■ STUDY TEXT ■
They want to understand what they're introducing their customers to, so it's really a great program. It also includes additional support 'cause we wanna make sure that if there is an issue, that we have very fast support and that support is familiar with the application, what it's supposed to do and all that. It's a great program and I think it is easier than ever for vendors to add connected app support if they want to.
Q. What are your thoughts on the impact of connected apps on CDP and reverse ETL vendors?
Yeah, so you know my focus is on security, but I do see the connected app model taking off across the board. It just makes sense, it just makes sense, and I think there will continue to be a need for reverse ETL as long as many of the most important sources don't support the connected app model. There needs to be a way to get the data into the data warehouse and then to take action on it and to make changes in other systems based on what you see in the cloud data platform, but I think it'll evolve.
I think the role of reverse ETL vendors will evolve and I'm excited to see how they accelerate connected applications and how they actually make it more and more possible. There's one startup that I'm excited about. I've been talking to their founding team and I think it's really cool what they're working on.
They're called patch.tech and what Patch are doing is they're building kind of a foundation layer for warehouse-native applications, and I think it makes a lotta sense because why start from scratch? And I think that could be the direction for reverse ETL so that it becomes a project of hours or days instead of weeks or months for a SaaS vendor to add support for the connected application deployment model.
Q. Last question — can you share some tips on what companies should look for when evaluating vendors of connected apps?
That's a good one. I haven't been asked that before. It's a good question, and the more that we see leaders at Snowflake's customers really starting from the position of, "This is gonna be the home for our data, now which vendors will support that?"

■ PROVIDED INFORMATION ■
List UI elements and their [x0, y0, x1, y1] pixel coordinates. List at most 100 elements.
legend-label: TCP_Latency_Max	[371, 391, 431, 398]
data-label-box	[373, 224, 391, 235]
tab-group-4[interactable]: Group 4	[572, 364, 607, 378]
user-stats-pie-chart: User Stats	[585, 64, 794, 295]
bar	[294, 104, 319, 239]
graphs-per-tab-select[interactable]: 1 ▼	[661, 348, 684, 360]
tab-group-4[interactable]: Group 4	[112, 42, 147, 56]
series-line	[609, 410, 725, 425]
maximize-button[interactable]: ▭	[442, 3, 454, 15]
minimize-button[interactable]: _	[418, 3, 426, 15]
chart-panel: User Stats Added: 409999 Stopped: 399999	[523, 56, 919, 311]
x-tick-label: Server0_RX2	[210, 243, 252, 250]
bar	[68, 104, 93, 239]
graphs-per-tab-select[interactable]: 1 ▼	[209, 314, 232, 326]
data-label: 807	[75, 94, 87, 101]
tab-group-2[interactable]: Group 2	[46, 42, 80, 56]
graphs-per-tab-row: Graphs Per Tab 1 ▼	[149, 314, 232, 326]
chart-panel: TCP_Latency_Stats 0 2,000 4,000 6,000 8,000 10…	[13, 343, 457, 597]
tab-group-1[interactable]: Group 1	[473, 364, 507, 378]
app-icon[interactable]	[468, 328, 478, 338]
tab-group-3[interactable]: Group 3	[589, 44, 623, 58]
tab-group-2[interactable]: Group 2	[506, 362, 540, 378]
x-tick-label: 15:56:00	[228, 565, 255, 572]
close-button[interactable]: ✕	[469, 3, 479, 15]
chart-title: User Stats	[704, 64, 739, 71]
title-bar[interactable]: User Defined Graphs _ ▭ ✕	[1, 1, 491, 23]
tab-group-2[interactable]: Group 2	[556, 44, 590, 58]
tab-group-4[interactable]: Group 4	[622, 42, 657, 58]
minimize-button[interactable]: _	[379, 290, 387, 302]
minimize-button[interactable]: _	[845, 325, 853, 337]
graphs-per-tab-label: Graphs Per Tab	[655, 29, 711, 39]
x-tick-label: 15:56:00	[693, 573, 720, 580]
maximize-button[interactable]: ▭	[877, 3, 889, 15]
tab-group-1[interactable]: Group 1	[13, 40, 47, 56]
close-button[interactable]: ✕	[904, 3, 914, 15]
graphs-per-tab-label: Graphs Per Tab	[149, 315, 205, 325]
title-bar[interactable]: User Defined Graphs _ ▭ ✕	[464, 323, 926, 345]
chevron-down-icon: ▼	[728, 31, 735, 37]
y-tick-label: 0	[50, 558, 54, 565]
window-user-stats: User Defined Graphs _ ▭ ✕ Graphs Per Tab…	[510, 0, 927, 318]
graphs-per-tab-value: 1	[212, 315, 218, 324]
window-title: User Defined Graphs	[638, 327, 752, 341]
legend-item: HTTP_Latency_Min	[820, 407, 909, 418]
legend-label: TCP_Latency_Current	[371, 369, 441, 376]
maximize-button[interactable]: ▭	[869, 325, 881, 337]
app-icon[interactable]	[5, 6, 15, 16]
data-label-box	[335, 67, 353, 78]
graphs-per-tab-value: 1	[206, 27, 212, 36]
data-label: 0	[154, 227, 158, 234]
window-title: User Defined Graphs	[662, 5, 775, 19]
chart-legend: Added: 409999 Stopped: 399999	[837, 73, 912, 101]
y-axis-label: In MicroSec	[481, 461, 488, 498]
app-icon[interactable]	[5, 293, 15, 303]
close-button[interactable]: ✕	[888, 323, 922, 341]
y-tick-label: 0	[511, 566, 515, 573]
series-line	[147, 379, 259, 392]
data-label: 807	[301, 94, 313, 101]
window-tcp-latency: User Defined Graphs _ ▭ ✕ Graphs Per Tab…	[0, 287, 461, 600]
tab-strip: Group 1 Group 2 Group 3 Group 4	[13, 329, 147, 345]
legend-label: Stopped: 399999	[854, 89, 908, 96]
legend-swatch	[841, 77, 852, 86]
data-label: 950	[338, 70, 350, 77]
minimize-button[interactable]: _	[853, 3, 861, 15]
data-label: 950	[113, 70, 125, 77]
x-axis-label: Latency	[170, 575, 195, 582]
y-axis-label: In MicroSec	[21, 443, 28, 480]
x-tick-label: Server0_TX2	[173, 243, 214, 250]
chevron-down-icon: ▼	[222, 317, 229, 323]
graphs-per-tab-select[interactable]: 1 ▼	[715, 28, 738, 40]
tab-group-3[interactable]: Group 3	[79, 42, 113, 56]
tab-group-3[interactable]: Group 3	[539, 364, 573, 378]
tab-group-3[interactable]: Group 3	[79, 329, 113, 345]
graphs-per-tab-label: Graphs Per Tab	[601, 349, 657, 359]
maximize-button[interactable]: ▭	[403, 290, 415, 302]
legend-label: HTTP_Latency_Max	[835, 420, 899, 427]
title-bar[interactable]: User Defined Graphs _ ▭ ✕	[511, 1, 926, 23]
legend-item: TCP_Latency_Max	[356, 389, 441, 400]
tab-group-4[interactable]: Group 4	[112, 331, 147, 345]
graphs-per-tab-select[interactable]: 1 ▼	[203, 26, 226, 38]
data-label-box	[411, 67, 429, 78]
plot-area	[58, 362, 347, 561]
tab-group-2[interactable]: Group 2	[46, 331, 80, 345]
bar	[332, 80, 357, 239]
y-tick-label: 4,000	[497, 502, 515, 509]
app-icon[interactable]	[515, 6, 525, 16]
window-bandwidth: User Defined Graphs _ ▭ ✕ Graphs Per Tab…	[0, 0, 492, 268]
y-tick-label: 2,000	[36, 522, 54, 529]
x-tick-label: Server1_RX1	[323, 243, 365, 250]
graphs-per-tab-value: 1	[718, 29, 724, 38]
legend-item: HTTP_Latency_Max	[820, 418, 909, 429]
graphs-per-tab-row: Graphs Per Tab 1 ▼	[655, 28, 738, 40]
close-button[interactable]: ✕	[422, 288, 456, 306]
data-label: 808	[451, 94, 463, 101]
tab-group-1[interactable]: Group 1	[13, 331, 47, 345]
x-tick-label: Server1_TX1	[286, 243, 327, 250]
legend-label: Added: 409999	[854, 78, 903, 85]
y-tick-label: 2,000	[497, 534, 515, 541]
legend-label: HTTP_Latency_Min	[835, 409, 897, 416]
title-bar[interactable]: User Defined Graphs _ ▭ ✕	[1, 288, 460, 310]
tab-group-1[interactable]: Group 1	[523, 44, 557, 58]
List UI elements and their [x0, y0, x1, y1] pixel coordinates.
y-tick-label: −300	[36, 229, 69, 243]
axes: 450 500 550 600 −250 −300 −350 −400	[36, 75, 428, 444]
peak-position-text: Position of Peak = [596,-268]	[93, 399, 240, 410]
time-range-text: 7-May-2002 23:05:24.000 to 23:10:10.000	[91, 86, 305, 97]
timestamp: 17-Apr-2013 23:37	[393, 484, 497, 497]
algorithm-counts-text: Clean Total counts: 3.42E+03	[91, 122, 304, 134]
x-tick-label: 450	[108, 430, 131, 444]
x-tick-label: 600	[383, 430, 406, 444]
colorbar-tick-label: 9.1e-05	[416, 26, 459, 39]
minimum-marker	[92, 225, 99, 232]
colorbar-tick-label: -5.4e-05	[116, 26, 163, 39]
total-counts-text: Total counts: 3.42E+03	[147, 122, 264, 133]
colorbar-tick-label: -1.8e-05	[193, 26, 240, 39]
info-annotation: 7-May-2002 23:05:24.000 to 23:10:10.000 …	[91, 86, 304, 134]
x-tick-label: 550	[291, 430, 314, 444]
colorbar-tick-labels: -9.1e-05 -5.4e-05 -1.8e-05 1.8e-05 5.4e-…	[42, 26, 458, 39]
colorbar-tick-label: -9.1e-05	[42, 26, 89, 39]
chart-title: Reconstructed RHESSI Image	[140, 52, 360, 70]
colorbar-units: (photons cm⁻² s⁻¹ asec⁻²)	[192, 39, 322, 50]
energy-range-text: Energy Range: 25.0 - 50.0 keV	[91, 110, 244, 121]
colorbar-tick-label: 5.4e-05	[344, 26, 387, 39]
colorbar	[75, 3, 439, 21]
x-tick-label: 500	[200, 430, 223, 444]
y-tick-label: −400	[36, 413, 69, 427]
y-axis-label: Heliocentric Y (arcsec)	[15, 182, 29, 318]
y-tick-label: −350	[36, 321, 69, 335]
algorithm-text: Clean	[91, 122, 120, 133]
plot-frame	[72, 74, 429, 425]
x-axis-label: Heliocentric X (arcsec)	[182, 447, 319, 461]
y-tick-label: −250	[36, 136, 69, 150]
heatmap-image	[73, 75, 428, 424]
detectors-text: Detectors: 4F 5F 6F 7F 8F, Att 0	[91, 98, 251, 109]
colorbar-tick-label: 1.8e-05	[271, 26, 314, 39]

■ WORK INSTRUCTION 1 ■
In the interview about connected apps, what is the name of the startup the speaker is excited about?
■ WORK INSTRUCTION 2 ■
Summarize the interview about connected apps in two sentences.
■ WORK INSTRUCTION 3 ■
Write the next part of the interview about connected apps, starting after its last sentence.
The listing that precedes this comes from a separate source and has no connection to the interview.

■ EXERCISE ANSWER 1 ■
The startup is called patch.tech.

■ EXERCISE ANSWER 2 ■
The speaker, whose focus is security, sees the connected app model taking off across the board and expects reverse ETL to stay necessary as long as many of the most important sources don't support that model, though its role will evolve. The speaker points to the startup patch.tech, which is building a foundation layer for warehouse-native applications and could make adding connected app support a project of hours or days instead of weeks or months for a SaaS vendor.

■ EXERCISE ANSWER 3 ■
I think it is important to have this guidance out there, so I'm glad you asked it. I think any customer evaluating a connected app vendor should get an understanding of how full is the connected app integration. Because this is a new category, you may see certain vendors implementing it partially and maybe they'll make some of the data available in your ownership as the customer while they'll still force you to pull other data from them through an API, that kind of thing.
You really ask the vendor about what is included in the connected application and what is not, and also ask about discounts, because by taking on the role of owning the data, storing it, paying for the compute of analyzing it, you as the customer, you're offsetting quite a bit of COGS for that vendor. They should be giving you a discount, right?
Otherwise, they're benefiting from it twice, once with you as a customer, second, when you're paying for the compute power that their application requires, so definitely ask for that discount and see if you can get a nice one, and then I'd say the last thing is ask if they have content that you can take as a starting place when you're analyzing their data in your data platform, because what the connected application model says is you have all the vendor's data that it would, it's actually your data, but it's traditionally the vendor's data and it's in your control.
Maybe they have some views or some models that you can use to get value from it faster and to report on it faster and self-service BI, et cetera, so ask about that, the data schemas and any content that they can give you so that you get to value faster from having this connected application deployed.